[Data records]

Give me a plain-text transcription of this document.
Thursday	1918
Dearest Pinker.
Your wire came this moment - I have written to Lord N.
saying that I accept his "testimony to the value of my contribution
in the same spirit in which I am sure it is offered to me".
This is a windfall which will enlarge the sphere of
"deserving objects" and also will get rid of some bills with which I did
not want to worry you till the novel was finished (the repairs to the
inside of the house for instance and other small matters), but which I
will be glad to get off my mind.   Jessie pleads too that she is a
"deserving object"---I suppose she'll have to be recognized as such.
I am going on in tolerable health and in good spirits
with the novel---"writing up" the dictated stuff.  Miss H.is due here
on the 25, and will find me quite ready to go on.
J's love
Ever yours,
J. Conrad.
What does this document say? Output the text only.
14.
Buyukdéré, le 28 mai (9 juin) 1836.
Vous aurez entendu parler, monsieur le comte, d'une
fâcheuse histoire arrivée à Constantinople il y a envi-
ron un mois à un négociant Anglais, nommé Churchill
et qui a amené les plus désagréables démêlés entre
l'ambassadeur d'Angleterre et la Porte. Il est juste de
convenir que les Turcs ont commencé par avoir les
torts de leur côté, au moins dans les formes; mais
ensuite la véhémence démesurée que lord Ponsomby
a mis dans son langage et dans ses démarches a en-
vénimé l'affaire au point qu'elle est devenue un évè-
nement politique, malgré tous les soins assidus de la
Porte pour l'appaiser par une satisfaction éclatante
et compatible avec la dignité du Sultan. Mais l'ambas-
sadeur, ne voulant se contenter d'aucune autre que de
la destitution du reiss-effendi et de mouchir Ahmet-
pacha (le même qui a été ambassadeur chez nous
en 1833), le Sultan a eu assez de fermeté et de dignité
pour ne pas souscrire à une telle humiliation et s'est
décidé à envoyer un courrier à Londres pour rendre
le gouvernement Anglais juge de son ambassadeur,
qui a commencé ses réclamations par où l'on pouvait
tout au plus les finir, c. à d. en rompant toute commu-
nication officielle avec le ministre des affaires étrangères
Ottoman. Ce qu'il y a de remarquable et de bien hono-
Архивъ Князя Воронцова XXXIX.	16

### WORK INSTRUCTIONS
Track down all lines above with the string "deserving" and copy them.

### ANSWER TO THE TASK
"deserving objects" and also will get rid of some bills with which I did
"deserving object"---I suppose she'll have to be recognized as such.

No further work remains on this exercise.